Without the images, write out the whole listing exactly.

**Information provided**
================================

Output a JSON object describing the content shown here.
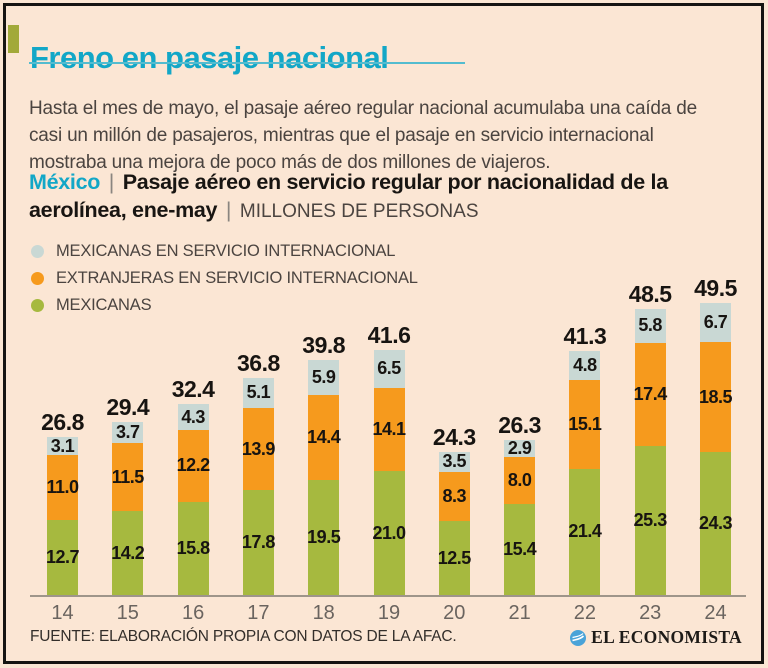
{
  "header": {
    "title": "Freno en pasaje nacional",
    "intro": "Hasta el mes de mayo, el pasaje aéreo regular nacional acumulaba una caída de casi un millón de pasajeros, mientras que el pasaje en servicio internacional mostraba una mejora de poco más de dos millones de viajeros."
  },
  "subtitle": {
    "region": "México",
    "separator": "|",
    "title": "Pasaje aéreo en servicio regular por nacionalidad de la aerolínea, ene-may",
    "units": "MILLONES DE PERSONAS"
  },
  "legend": {
    "items": [
      {
        "label": "MEXICANAS EN SERVICIO INTERNACIONAL",
        "color": "#c9d8d4"
      },
      {
        "label": "EXTRANJERAS EN SERVICIO INTERNACIONAL",
        "color": "#f69a1d"
      },
      {
        "label": "MEXICANAS",
        "color": "#a6b93f"
      }
    ]
  },
  "chart_data": {
    "type": "bar",
    "stacked": true,
    "title": "Pasaje aéreo en servicio regular por nacionalidad de la aerolínea, ene-may",
    "ylabel": "MILLONES DE PERSONAS",
    "xlabel": "",
    "grid": false,
    "legend_position": "top-left",
    "categories": [
      "14",
      "15",
      "16",
      "17",
      "18",
      "19",
      "20",
      "21",
      "22",
      "23",
      "24"
    ],
    "series": [
      {
        "name": "MEXICANAS",
        "color": "#a6b93f",
        "values": [
          12.7,
          14.2,
          15.8,
          17.8,
          19.5,
          21.0,
          12.5,
          15.4,
          21.4,
          25.3,
          24.3
        ]
      },
      {
        "name": "EXTRANJERAS EN SERVICIO INTERNACIONAL",
        "color": "#f69a1d",
        "values": [
          11.0,
          11.5,
          12.2,
          13.9,
          14.4,
          14.1,
          8.3,
          8.0,
          15.1,
          17.4,
          18.5
        ]
      },
      {
        "name": "MEXICANAS EN SERVICIO INTERNACIONAL",
        "color": "#c9d8d4",
        "values": [
          3.1,
          3.7,
          4.3,
          5.1,
          5.9,
          6.5,
          3.5,
          2.9,
          4.8,
          5.8,
          6.7
        ]
      }
    ],
    "totals": [
      26.8,
      29.4,
      32.4,
      36.8,
      39.8,
      41.6,
      24.3,
      26.3,
      41.3,
      48.5,
      49.5
    ]
  },
  "footer": {
    "source": "FUENTE: ELABORACIÓN PROPIA CON DATOS DE LA AFAC.",
    "brand": "EL ECONOMISTA"
  },
  "colors": {
    "background": "#fbe6d4",
    "frame": "#161412",
    "accent_cyan": "#12a7c7",
    "accent_olive": "#a2a93a",
    "axis_line": "#9e958a"
  }
}
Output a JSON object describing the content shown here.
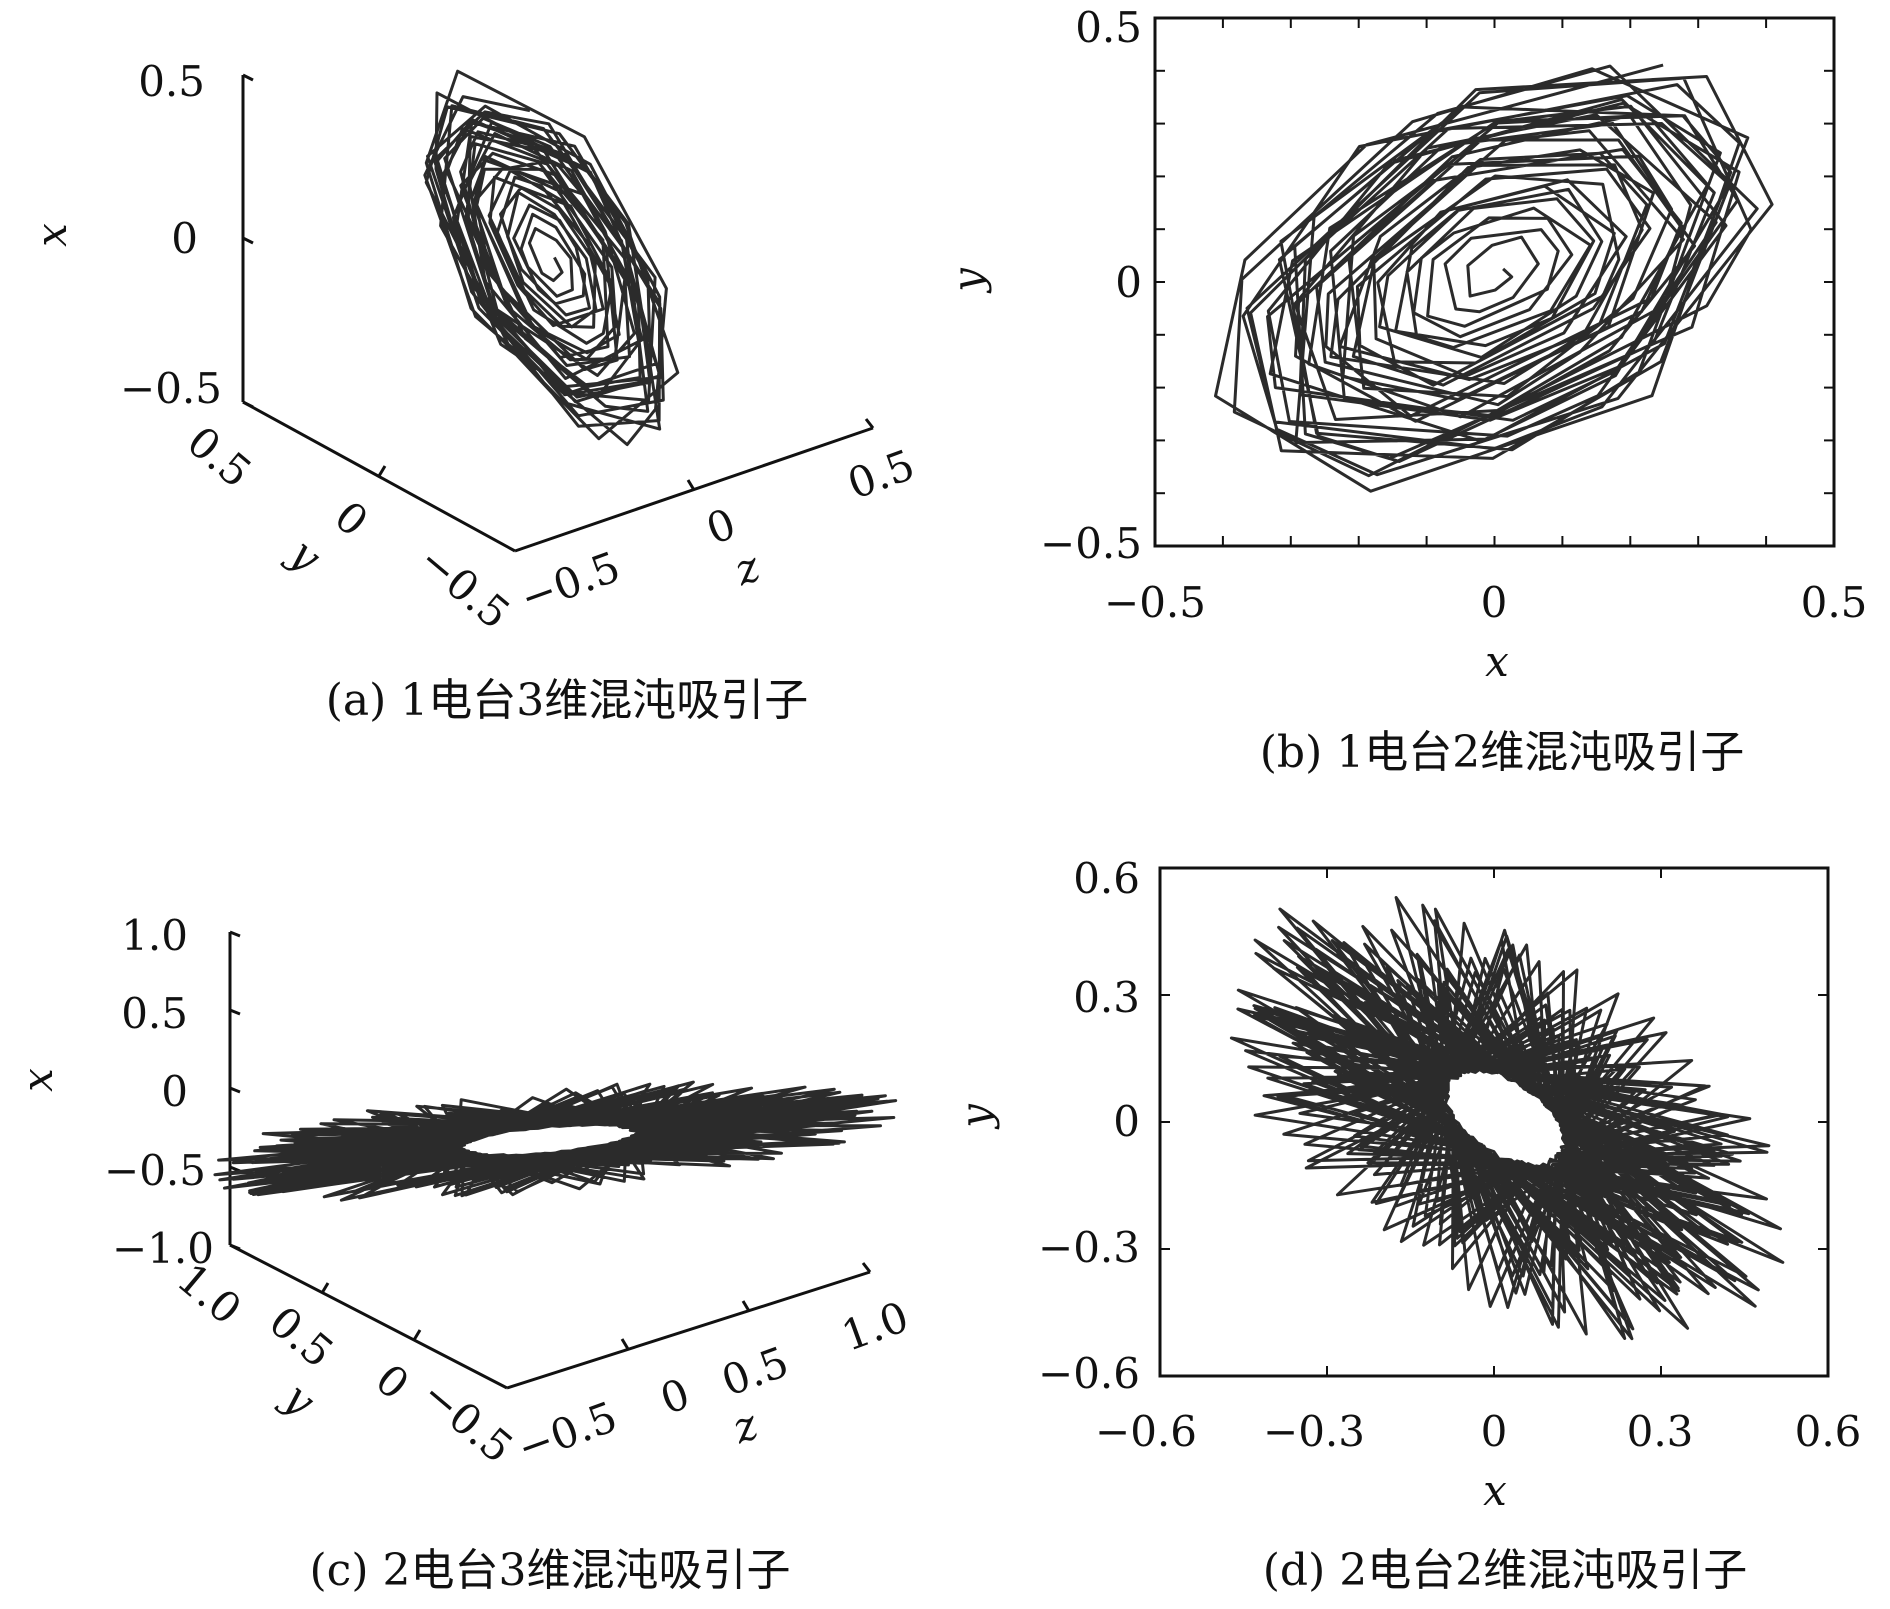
{
  "chart_data": [
    {
      "type": "line3d",
      "caption": "(a) 1电台3维混沌吸引子",
      "x_axis": {
        "label": "x",
        "ticks": [
          "0.5",
          "0",
          "−0.5"
        ],
        "range": [
          -0.5,
          0.5
        ]
      },
      "y_axis": {
        "label": "y",
        "ticks": [
          "0.5",
          "0",
          "−0.5"
        ],
        "range": [
          -0.5,
          0.5
        ]
      },
      "z_axis": {
        "label": "z",
        "ticks": [
          "−0.5",
          "0",
          "0.5"
        ],
        "range": [
          -0.5,
          0.5
        ]
      },
      "attractor": {
        "shape": "spiral",
        "center": [
          0,
          0
        ],
        "extent_x": [
          -0.55,
          0.55
        ],
        "tilt": "diagonal"
      }
    },
    {
      "type": "line",
      "caption": "(b) 1电台2维混沌吸引子",
      "xlabel": "x",
      "ylabel": "y",
      "xlim": [
        -0.5,
        0.5
      ],
      "ylim": [
        -0.5,
        0.5
      ],
      "xticks": [
        "−0.5",
        "0",
        "0.5"
      ],
      "yticks": [
        "0.5",
        "0",
        "−0.5"
      ],
      "attractor": {
        "shape": "spiral",
        "center": [
          0,
          0
        ],
        "outer_radius": 0.45,
        "tilt_deg": 30
      }
    },
    {
      "type": "line3d",
      "caption": "(c) 2电台3维混沌吸引子",
      "x_axis": {
        "label": "x",
        "ticks": [
          "1.0",
          "0.5",
          "0",
          "−0.5",
          "−1.0"
        ],
        "range": [
          -1.0,
          1.0
        ]
      },
      "y_axis": {
        "label": "y",
        "ticks": [
          "1.0",
          "0.5",
          "0",
          "−0.5"
        ],
        "range": [
          -0.5,
          1.0
        ]
      },
      "z_axis": {
        "label": "z",
        "ticks": [
          "−0.5",
          "0",
          "0.5",
          "1.0"
        ],
        "range": [
          -0.5,
          1.0
        ]
      },
      "attractor": {
        "shape": "flat-ring",
        "center": [
          0,
          -0.35
        ]
      }
    },
    {
      "type": "line",
      "caption": "(d) 2电台2维混沌吸引子",
      "xlabel": "x",
      "ylabel": "y",
      "xlim": [
        -0.6,
        0.6
      ],
      "ylim": [
        -0.6,
        0.6
      ],
      "xticks": [
        "−0.6",
        "−0.3",
        "0",
        "0.3",
        "0.6"
      ],
      "yticks": [
        "0.6",
        "0.3",
        "0",
        "−0.3",
        "−0.6"
      ],
      "attractor": {
        "shape": "rosette-ring",
        "center": [
          0.03,
          0
        ],
        "tilt_deg": -35
      }
    }
  ]
}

================================

**Task answer**
Output a JSON object describing the content shown here.
{
  "header": {
    "title": "Freno en pasaje nacional",
    "intro": "Hasta el mes de mayo, el pasaje aéreo regular nacional acumulaba una caída de casi un millón de pasajeros, mientras que el pasaje en servicio internacional mostraba una mejora de poco más de dos millones de viajeros."
  },
  "subtitle": {
    "region": "México",
    "separator": "|",
    "title": "Pasaje aéreo en servicio regular por nacionalidad de la aerolínea, ene-may",
    "units": "MILLONES DE PERSONAS"
  },
  "legend": {
    "items": [
      {
        "label": "MEXICANAS EN SERVICIO INTERNACIONAL",
        "color": "#c9d8d4"
      },
      {
        "label": "EXTRANJERAS EN SERVICIO INTERNACIONAL",
        "color": "#f69a1d"
      },
      {
        "label": "MEXICANAS",
        "color": "#a6b93f"
      }
    ]
  },
  "chart_data": {
    "type": "bar",
    "stacked": true,
    "title": "Pasaje aéreo en servicio regular por nacionalidad de la aerolínea, ene-may",
    "ylabel": "MILLONES DE PERSONAS",
    "xlabel": "",
    "grid": false,
    "legend_position": "top-left",
    "categories": [
      "14",
      "15",
      "16",
      "17",
      "18",
      "19",
      "20",
      "21",
      "22",
      "23",
      "24"
    ],
    "series": [
      {
        "name": "MEXICANAS",
        "color": "#a6b93f",
        "values": [
          12.7,
          14.2,
          15.8,
          17.8,
          19.5,
          21.0,
          12.5,
          15.4,
          21.4,
          25.3,
          24.3
        ]
      },
      {
        "name": "EXTRANJERAS EN SERVICIO INTERNACIONAL",
        "color": "#f69a1d",
        "values": [
          11.0,
          11.5,
          12.2,
          13.9,
          14.4,
          14.1,
          8.3,
          8.0,
          15.1,
          17.4,
          18.5
        ]
      },
      {
        "name": "MEXICANAS EN SERVICIO INTERNACIONAL",
        "color": "#c9d8d4",
        "values": [
          3.1,
          3.7,
          4.3,
          5.1,
          5.9,
          6.5,
          3.5,
          2.9,
          4.8,
          5.8,
          6.7
        ]
      }
    ],
    "totals": [
      26.8,
      29.4,
      32.4,
      36.8,
      39.8,
      41.6,
      24.3,
      26.3,
      41.3,
      48.5,
      49.5
    ]
  },
  "footer": {
    "source": "FUENTE: ELABORACIÓN PROPIA CON DATOS DE LA AFAC.",
    "brand": "EL ECONOMISTA"
  },
  "colors": {
    "background": "#fbe6d4",
    "frame": "#161412",
    "accent_cyan": "#12a7c7",
    "accent_olive": "#a2a93a",
    "axis_line": "#9e958a"
  }
}
Output a JSON object describing the content shown here.
{
  "chart_data": [
    {
      "type": "line3d",
      "caption": "(a) 1电台3维混沌吸引子",
      "x_axis": {
        "label": "x",
        "ticks": [
          "0.5",
          "0",
          "−0.5"
        ],
        "range": [
          -0.5,
          0.5
        ]
      },
      "y_axis": {
        "label": "y",
        "ticks": [
          "0.5",
          "0",
          "−0.5"
        ],
        "range": [
          -0.5,
          0.5
        ]
      },
      "z_axis": {
        "label": "z",
        "ticks": [
          "−0.5",
          "0",
          "0.5"
        ],
        "range": [
          -0.5,
          0.5
        ]
      },
      "attractor": {
        "shape": "spiral",
        "center": [
          0,
          0
        ],
        "extent_x": [
          -0.55,
          0.55
        ],
        "tilt": "diagonal"
      }
    },
    {
      "type": "line",
      "caption": "(b) 1电台2维混沌吸引子",
      "xlabel": "x",
      "ylabel": "y",
      "xlim": [
        -0.5,
        0.5
      ],
      "ylim": [
        -0.5,
        0.5
      ],
      "xticks": [
        "−0.5",
        "0",
        "0.5"
      ],
      "yticks": [
        "0.5",
        "0",
        "−0.5"
      ],
      "attractor": {
        "shape": "spiral",
        "center": [
          0,
          0
        ],
        "outer_radius": 0.45,
        "tilt_deg": 30
      }
    },
    {
      "type": "line3d",
      "caption": "(c) 2电台3维混沌吸引子",
      "x_axis": {
        "label": "x",
        "ticks": [
          "1.0",
          "0.5",
          "0",
          "−0.5",
          "−1.0"
        ],
        "range": [
          -1.0,
          1.0
        ]
      },
      "y_axis": {
        "label": "y",
        "ticks": [
          "1.0",
          "0.5",
          "0",
          "−0.5"
        ],
        "range": [
          -0.5,
          1.0
        ]
      },
      "z_axis": {
        "label": "z",
        "ticks": [
          "−0.5",
          "0",
          "0.5",
          "1.0"
        ],
        "range": [
          -0.5,
          1.0
        ]
      },
      "attractor": {
        "shape": "flat-ring",
        "center": [
          0,
          -0.35
        ]
      }
    },
    {
      "type": "line",
      "caption": "(d) 2电台2维混沌吸引子",
      "xlabel": "x",
      "ylabel": "y",
      "xlim": [
        -0.6,
        0.6
      ],
      "ylim": [
        -0.6,
        0.6
      ],
      "xticks": [
        "−0.6",
        "−0.3",
        "0",
        "0.3",
        "0.6"
      ],
      "yticks": [
        "0.6",
        "0.3",
        "0",
        "−0.3",
        "−0.6"
      ],
      "attractor": {
        "shape": "rosette-ring",
        "center": [
          0.03,
          0
        ],
        "tilt_deg": -35
      }
    }
  ]
}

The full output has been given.